[Extracted records]
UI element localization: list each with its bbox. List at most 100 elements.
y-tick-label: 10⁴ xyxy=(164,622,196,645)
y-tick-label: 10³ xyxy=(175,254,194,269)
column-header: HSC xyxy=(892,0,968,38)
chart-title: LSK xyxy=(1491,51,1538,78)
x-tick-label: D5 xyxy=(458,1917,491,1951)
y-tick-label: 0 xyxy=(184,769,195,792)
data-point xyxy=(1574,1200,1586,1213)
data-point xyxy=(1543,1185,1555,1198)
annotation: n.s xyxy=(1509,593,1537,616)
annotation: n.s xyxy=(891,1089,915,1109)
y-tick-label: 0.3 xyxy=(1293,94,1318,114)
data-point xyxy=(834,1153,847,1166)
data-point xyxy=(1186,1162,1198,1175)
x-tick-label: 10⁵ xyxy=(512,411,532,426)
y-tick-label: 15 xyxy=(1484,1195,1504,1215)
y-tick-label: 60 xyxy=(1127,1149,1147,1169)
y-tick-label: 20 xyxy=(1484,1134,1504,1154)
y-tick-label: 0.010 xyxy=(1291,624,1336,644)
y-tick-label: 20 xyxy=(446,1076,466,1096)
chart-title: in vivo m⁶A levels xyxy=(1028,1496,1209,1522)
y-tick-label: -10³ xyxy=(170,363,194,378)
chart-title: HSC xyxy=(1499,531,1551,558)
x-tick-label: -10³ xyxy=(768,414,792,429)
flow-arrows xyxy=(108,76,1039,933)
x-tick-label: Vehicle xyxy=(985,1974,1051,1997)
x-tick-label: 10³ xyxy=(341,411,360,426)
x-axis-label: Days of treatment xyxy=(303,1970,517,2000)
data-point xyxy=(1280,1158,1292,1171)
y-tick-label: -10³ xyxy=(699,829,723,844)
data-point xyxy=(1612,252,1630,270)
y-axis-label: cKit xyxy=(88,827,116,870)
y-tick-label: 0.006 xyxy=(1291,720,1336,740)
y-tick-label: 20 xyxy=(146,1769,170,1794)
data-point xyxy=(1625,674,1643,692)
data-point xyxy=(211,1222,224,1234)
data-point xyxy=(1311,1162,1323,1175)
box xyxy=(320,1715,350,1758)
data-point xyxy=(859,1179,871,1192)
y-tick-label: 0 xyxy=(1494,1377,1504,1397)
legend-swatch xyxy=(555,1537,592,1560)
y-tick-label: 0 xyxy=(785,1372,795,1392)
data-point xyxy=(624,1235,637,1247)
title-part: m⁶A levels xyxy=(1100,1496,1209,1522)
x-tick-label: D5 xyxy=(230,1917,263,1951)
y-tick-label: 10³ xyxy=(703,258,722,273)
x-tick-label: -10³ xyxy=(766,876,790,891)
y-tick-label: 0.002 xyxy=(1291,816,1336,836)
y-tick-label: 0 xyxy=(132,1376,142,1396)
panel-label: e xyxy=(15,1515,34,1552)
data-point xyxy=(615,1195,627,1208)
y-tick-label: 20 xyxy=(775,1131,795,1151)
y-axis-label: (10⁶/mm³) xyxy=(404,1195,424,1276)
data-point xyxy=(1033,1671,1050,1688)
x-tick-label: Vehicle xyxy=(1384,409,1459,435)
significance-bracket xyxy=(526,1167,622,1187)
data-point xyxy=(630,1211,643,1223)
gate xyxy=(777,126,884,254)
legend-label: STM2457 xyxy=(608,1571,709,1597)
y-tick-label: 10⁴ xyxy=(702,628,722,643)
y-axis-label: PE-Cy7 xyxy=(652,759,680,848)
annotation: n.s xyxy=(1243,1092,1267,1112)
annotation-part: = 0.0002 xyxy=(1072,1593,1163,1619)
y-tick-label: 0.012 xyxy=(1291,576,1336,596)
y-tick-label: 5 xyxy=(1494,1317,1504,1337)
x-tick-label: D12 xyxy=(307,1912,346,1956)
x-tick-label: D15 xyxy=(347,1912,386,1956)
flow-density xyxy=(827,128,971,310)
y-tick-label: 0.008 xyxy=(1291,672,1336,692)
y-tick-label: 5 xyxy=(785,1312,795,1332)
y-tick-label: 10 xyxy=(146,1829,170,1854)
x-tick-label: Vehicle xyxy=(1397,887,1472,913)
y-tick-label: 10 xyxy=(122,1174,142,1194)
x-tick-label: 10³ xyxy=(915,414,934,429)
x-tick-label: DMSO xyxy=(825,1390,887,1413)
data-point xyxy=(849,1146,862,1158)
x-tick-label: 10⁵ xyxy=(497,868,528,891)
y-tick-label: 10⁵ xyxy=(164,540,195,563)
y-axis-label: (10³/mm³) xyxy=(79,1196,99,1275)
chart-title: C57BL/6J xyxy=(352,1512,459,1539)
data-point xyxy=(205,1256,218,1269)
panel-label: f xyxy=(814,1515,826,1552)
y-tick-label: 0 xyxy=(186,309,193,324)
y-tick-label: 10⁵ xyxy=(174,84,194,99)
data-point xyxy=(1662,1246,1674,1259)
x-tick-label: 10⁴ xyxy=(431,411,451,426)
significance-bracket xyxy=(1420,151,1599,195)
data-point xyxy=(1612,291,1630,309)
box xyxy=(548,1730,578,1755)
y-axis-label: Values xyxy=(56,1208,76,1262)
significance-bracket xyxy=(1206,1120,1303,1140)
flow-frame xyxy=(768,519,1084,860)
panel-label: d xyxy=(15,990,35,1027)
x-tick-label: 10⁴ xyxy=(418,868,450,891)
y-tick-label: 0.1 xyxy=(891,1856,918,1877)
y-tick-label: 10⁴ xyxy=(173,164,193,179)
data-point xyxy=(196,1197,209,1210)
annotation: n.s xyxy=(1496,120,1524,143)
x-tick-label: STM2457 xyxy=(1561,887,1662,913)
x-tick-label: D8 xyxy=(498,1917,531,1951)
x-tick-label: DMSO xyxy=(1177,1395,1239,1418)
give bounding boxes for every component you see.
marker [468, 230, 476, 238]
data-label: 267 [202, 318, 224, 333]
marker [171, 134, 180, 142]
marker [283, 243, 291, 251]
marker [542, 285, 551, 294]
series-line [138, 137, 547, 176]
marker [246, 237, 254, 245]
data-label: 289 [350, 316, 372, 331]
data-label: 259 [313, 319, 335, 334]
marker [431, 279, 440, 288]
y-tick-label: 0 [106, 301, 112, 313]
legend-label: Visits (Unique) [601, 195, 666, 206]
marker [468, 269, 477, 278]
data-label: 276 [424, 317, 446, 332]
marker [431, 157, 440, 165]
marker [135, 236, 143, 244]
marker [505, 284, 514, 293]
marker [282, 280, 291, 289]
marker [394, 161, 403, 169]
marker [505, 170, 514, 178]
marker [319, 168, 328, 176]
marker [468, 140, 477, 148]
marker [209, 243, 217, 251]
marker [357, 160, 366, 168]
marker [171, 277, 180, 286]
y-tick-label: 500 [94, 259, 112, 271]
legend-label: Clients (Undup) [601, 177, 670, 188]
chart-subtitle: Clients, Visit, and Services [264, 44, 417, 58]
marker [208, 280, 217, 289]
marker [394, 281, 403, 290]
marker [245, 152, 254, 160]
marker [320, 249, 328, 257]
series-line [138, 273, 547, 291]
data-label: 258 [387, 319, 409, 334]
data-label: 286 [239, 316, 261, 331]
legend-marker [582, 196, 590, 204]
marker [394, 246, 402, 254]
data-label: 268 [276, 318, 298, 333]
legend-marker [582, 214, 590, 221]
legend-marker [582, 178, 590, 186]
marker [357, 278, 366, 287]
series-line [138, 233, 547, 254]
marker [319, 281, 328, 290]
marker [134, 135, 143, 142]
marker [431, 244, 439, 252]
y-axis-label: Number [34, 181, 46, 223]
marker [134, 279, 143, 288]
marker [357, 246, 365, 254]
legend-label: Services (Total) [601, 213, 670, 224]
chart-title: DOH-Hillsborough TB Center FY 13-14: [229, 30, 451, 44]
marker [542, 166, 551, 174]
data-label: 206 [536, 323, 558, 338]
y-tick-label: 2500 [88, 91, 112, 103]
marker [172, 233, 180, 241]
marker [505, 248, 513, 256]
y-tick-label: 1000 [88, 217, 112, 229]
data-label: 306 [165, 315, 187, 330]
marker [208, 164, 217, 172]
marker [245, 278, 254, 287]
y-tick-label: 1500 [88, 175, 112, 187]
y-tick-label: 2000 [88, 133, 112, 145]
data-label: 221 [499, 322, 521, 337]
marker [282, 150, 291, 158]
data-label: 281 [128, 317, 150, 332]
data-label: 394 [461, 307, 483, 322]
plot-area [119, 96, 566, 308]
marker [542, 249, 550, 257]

_TASK PROMPT_
Starting at the beginning of the items and ending with the line that contains "data-point xyxy=(1543,1185,1555,1198)", write those lines out again, substituting "y-axis-tick" for "y-tick-label" and leaving everything else unchanged.

_SOLUTION TO THIS TASK_
UI element localization: list each with its bbox. List at most 100 elements.
y-axis-tick: 10⁴ xyxy=(164,622,196,645)
y-axis-tick: 10³ xyxy=(175,254,194,269)
column-header: HSC xyxy=(892,0,968,38)
chart-title: LSK xyxy=(1491,51,1538,78)
x-tick-label: D5 xyxy=(458,1917,491,1951)
y-axis-tick: 0 xyxy=(184,769,195,792)
data-point xyxy=(1574,1200,1586,1213)
data-point xyxy=(1543,1185,1555,1198)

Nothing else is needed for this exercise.